Dataset rows:
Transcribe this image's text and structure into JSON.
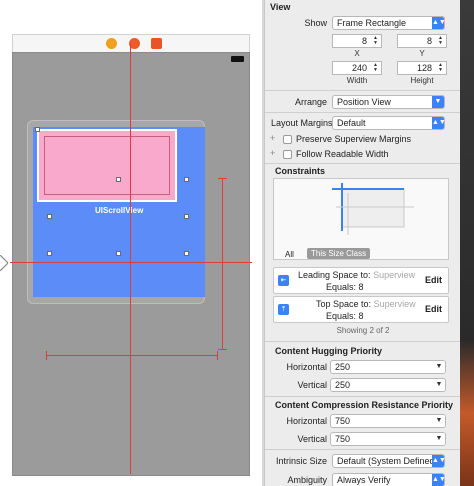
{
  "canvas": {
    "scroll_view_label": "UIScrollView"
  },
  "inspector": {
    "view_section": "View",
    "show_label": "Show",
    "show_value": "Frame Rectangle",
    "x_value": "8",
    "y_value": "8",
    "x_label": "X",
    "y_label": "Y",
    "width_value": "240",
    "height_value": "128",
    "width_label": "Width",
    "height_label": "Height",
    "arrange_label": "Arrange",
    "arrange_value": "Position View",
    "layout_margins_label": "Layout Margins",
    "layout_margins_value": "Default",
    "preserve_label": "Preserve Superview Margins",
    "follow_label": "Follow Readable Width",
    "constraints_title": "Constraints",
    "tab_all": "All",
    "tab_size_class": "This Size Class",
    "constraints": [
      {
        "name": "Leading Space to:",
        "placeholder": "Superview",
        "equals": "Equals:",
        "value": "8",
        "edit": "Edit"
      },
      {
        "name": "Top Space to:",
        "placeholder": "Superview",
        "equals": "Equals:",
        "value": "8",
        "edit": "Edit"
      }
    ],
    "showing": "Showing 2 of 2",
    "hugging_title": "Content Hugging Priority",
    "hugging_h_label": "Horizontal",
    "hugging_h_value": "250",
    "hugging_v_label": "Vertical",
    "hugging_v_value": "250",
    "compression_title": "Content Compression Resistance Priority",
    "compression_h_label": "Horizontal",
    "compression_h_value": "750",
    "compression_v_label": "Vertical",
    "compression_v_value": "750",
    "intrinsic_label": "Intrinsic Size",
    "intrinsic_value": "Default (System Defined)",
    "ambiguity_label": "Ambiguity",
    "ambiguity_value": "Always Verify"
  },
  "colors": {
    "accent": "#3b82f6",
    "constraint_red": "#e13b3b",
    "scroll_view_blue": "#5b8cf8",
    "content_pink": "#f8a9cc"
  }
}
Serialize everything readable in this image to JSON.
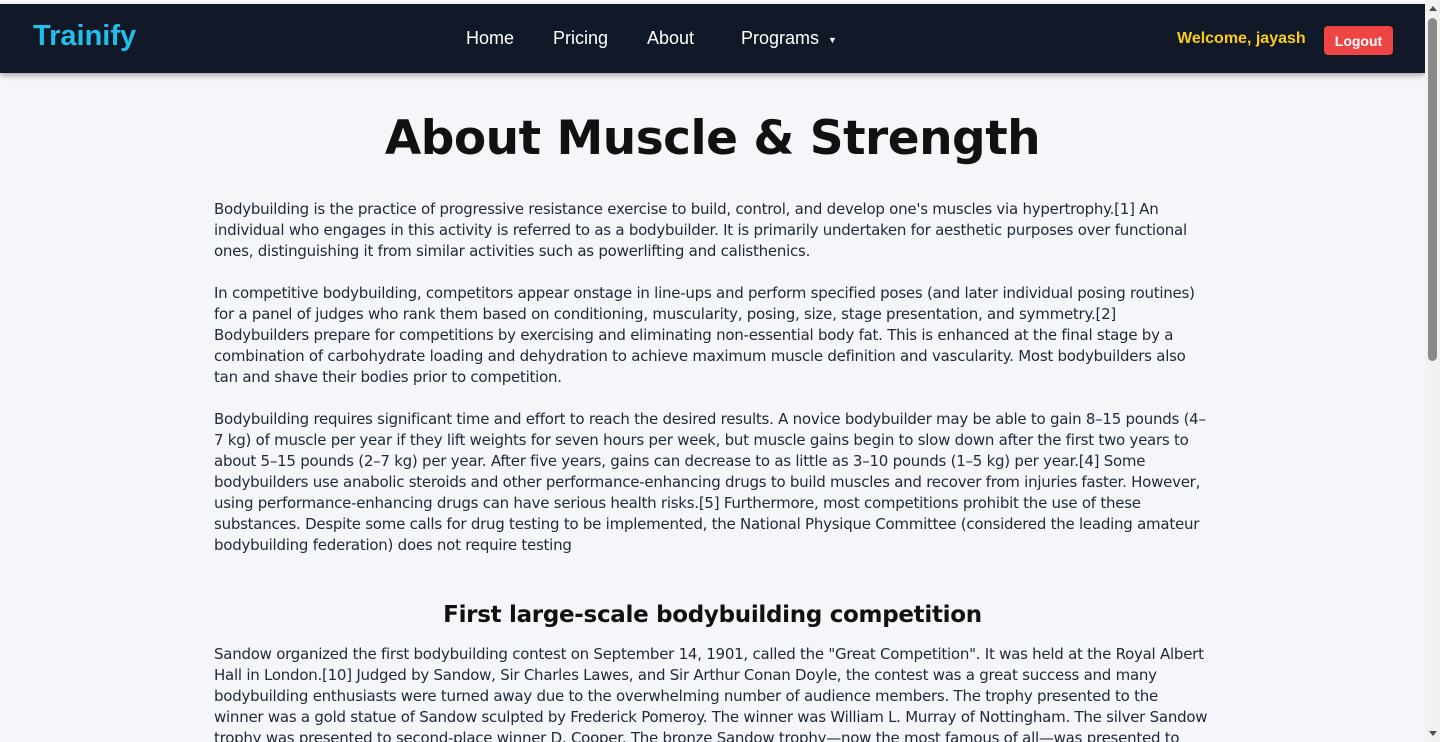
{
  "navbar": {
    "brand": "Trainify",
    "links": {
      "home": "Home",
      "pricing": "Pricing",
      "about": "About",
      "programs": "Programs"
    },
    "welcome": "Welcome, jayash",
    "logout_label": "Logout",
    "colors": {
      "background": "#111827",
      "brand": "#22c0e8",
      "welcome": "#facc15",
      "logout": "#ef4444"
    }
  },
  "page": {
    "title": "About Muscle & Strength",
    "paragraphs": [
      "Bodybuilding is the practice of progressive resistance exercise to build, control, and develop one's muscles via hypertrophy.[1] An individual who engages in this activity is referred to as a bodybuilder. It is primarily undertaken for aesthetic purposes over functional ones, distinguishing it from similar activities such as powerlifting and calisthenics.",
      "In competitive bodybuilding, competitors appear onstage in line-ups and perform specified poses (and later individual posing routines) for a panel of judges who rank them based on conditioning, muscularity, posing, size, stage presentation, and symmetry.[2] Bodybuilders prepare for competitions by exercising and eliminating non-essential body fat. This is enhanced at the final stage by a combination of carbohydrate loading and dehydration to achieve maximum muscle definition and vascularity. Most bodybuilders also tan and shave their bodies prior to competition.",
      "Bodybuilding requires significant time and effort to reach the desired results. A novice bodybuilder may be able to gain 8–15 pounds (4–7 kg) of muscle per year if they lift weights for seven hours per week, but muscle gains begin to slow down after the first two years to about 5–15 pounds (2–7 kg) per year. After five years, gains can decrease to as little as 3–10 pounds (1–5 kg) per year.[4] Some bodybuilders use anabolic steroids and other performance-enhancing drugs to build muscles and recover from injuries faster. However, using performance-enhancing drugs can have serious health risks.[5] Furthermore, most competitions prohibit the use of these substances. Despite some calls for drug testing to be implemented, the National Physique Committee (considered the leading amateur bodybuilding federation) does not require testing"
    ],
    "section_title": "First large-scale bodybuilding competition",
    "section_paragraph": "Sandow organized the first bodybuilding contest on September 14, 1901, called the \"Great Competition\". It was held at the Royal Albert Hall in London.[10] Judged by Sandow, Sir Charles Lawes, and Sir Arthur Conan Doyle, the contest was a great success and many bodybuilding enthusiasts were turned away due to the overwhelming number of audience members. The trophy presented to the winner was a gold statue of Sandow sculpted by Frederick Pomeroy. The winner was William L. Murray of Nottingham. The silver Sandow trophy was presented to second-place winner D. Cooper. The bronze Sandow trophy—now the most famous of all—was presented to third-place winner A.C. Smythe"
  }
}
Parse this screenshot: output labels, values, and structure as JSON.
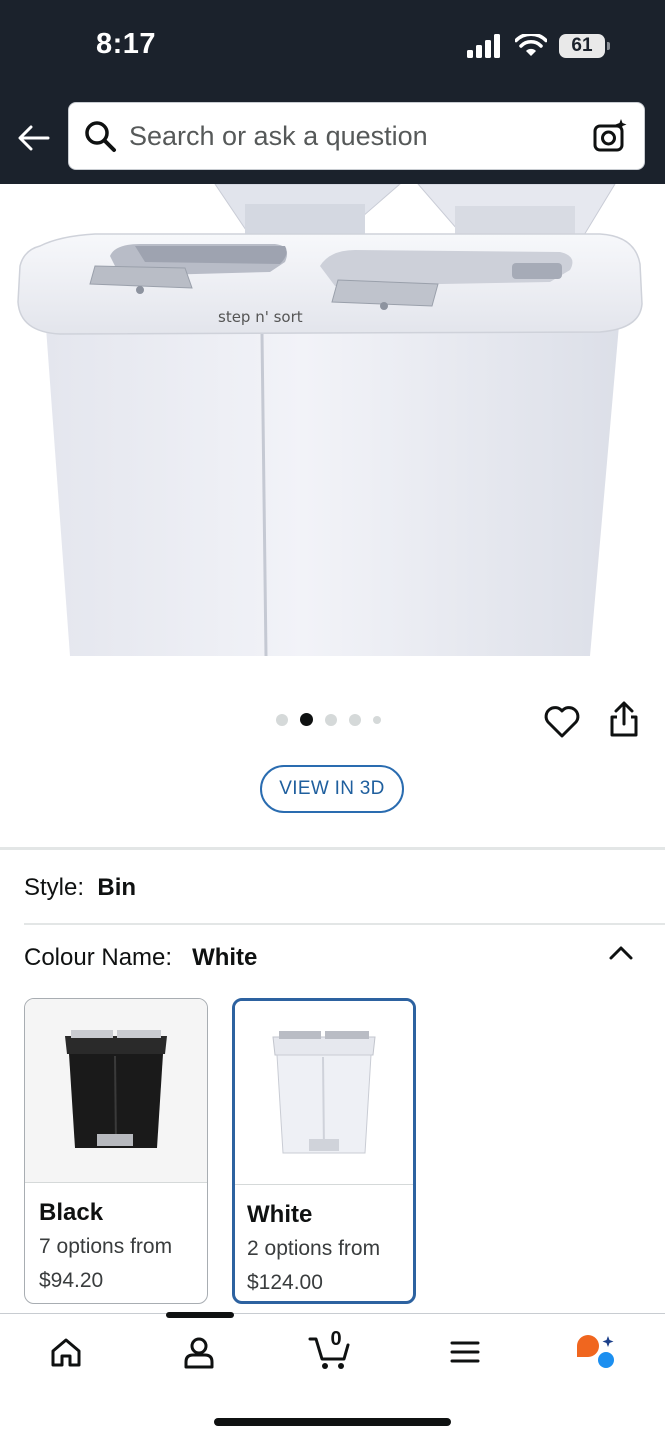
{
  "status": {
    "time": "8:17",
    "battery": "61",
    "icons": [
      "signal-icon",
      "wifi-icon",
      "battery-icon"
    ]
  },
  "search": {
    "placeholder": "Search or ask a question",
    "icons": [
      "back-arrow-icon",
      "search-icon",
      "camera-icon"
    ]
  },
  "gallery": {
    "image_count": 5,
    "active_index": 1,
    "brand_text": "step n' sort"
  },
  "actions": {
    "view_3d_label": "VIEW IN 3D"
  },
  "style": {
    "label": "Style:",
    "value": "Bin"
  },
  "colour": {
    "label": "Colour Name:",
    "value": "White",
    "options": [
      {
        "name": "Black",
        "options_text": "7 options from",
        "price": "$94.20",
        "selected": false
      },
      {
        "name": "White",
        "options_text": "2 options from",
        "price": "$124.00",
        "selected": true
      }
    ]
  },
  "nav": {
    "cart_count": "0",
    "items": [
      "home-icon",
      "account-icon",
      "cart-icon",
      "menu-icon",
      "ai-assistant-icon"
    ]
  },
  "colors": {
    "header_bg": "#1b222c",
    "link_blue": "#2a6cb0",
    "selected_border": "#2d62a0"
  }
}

Given problem>
Retype word for word the span of lines above that begins with the line containing "Parse this screenshot: output" and ends with the last line of the records; skip all pictures.

Result of the task>
Parse this screenshot: output labels, values, and structure as JSON.
{
  "status": {
    "time": "8:17",
    "battery": "61",
    "icons": [
      "signal-icon",
      "wifi-icon",
      "battery-icon"
    ]
  },
  "search": {
    "placeholder": "Search or ask a question",
    "icons": [
      "back-arrow-icon",
      "search-icon",
      "camera-icon"
    ]
  },
  "gallery": {
    "image_count": 5,
    "active_index": 1,
    "brand_text": "step n' sort"
  },
  "actions": {
    "view_3d_label": "VIEW IN 3D"
  },
  "style": {
    "label": "Style:",
    "value": "Bin"
  },
  "colour": {
    "label": "Colour Name:",
    "value": "White",
    "options": [
      {
        "name": "Black",
        "options_text": "7 options from",
        "price": "$94.20",
        "selected": false
      },
      {
        "name": "White",
        "options_text": "2 options from",
        "price": "$124.00",
        "selected": true
      }
    ]
  },
  "nav": {
    "cart_count": "0",
    "items": [
      "home-icon",
      "account-icon",
      "cart-icon",
      "menu-icon",
      "ai-assistant-icon"
    ]
  },
  "colors": {
    "header_bg": "#1b222c",
    "link_blue": "#2a6cb0",
    "selected_border": "#2d62a0"
  }
}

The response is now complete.